Instructions to follow
Copy each line that holds "gmail".

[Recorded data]
════════════════════

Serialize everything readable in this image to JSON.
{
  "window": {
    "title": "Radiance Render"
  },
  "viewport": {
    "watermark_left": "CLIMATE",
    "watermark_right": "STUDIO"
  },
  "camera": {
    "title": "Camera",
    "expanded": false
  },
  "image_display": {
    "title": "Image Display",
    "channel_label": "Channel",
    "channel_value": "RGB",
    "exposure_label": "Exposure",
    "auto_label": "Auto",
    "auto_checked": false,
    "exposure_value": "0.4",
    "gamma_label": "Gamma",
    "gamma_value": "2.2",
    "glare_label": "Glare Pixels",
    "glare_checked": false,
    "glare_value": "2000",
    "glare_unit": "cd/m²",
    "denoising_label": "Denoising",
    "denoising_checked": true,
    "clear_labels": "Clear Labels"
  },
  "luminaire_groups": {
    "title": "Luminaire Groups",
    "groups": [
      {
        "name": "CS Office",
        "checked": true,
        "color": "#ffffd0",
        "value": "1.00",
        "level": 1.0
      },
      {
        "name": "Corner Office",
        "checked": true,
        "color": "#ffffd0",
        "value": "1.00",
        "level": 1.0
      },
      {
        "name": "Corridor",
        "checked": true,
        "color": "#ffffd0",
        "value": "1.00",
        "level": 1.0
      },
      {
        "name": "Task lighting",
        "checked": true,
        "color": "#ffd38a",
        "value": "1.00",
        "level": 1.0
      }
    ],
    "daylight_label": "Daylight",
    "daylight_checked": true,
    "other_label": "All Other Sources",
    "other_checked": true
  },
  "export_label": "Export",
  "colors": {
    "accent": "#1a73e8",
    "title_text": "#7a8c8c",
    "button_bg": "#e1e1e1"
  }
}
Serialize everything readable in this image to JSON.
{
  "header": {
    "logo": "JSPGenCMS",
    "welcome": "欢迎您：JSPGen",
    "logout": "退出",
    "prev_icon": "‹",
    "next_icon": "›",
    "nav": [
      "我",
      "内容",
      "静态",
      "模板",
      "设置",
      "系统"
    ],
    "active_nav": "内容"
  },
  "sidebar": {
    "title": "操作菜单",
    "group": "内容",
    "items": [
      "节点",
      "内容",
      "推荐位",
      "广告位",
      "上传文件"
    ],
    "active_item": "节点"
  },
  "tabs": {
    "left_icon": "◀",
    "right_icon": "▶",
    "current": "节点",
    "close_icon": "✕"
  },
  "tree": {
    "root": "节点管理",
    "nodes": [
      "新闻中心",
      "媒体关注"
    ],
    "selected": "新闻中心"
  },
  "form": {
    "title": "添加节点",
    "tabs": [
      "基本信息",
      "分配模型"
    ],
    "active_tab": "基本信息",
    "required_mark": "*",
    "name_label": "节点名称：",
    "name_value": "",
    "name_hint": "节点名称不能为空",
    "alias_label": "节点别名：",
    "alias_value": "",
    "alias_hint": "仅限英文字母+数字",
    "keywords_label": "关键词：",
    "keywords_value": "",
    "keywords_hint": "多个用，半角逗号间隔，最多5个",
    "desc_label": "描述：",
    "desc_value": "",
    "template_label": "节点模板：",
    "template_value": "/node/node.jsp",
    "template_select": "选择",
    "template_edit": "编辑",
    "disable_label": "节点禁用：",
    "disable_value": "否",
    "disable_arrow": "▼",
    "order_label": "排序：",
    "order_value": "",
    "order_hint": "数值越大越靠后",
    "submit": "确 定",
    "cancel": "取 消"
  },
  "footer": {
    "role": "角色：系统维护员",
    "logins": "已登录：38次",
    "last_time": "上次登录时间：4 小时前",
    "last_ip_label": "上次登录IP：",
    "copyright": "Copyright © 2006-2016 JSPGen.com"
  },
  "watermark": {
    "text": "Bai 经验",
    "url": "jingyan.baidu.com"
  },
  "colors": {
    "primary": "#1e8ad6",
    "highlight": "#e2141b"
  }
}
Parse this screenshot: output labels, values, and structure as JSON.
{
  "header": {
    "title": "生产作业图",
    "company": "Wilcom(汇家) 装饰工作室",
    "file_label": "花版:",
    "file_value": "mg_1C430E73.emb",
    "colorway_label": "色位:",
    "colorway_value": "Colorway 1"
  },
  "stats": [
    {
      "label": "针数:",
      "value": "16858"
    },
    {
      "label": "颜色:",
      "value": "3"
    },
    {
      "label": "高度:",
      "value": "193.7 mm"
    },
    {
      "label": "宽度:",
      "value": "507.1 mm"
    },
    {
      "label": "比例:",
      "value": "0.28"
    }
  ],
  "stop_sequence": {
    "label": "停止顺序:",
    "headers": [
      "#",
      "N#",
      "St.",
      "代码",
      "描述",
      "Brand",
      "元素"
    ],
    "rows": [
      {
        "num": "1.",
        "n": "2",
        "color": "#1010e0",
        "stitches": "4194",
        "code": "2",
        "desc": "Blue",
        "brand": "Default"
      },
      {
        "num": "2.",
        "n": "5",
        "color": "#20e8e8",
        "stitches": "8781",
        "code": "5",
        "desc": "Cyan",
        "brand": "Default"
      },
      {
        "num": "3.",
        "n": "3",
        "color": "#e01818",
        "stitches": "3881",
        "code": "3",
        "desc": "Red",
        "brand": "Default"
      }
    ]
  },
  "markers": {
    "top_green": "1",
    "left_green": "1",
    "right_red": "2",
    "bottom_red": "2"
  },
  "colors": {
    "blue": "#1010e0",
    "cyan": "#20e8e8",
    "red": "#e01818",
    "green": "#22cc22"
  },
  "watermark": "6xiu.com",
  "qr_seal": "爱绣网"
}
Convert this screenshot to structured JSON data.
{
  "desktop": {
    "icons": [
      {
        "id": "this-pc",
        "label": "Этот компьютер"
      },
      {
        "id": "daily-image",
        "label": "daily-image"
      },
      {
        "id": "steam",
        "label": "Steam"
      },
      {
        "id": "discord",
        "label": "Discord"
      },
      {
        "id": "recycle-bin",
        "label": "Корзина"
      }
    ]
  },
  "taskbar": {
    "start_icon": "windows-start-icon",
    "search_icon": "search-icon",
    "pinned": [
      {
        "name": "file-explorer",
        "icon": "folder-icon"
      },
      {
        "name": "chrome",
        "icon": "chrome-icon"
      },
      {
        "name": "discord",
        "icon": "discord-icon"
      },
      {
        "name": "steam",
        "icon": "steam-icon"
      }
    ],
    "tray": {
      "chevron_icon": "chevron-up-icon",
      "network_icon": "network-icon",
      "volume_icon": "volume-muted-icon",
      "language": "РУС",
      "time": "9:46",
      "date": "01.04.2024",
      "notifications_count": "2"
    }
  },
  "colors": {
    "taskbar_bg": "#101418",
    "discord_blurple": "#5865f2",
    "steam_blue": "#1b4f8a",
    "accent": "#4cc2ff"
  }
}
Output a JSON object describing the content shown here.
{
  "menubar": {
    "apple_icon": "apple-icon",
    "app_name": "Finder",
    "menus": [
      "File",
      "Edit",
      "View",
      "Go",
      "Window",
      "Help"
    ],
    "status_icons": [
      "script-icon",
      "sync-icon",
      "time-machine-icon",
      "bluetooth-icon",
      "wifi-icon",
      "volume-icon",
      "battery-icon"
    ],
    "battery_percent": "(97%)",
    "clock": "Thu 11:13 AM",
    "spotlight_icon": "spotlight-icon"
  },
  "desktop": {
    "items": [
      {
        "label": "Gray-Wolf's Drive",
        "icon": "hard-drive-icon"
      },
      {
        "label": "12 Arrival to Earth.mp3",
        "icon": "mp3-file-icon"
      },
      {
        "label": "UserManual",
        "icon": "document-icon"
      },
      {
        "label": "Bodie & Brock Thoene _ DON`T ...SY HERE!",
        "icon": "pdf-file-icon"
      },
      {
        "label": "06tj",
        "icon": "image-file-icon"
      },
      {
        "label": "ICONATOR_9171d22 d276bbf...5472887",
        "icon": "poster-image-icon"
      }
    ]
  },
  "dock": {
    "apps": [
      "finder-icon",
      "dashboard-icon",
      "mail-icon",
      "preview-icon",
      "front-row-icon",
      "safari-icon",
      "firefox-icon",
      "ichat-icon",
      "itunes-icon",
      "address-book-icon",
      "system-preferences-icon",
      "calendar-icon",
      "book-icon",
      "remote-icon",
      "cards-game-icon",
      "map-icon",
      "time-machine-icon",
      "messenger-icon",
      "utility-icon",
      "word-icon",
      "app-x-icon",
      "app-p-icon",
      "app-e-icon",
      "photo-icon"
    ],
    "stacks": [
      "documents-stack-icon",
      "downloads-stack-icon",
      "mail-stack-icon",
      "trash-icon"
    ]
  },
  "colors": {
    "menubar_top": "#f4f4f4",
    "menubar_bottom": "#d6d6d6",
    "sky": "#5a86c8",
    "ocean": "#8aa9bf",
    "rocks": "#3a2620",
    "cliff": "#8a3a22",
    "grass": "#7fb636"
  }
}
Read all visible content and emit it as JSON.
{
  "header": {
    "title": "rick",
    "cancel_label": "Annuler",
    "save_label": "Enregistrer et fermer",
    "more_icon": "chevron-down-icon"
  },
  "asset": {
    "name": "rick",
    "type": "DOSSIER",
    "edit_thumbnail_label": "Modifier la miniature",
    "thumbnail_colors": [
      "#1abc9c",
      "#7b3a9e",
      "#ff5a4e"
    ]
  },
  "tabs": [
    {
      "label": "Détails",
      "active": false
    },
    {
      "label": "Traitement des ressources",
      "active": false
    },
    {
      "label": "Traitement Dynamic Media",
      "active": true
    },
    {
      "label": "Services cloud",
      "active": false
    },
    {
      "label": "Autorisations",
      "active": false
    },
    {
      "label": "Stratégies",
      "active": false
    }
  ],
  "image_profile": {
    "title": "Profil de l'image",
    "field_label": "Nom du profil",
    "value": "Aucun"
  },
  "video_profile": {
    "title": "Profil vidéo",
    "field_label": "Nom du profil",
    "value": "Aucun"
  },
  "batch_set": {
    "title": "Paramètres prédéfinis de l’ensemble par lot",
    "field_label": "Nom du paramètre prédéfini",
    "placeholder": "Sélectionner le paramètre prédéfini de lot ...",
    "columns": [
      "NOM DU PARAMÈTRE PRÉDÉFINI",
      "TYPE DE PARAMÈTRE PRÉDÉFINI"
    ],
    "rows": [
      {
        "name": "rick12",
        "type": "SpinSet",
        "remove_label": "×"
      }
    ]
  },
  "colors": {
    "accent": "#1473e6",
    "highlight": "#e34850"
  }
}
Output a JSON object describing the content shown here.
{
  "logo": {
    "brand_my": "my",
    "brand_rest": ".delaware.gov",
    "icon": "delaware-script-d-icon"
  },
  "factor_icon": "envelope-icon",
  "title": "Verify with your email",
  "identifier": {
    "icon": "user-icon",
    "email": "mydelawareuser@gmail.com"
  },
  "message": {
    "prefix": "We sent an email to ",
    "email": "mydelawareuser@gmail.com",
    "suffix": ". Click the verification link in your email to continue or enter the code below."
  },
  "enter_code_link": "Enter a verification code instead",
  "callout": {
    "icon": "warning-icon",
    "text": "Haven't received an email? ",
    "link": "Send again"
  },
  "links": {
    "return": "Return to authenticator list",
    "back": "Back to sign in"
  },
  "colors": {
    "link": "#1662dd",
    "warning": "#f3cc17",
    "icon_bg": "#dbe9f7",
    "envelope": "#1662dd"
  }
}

════════════════════

Final result
    "email": "mydelawareuser@gmail.com"
    "email": "mydelawareuser@gmail.com",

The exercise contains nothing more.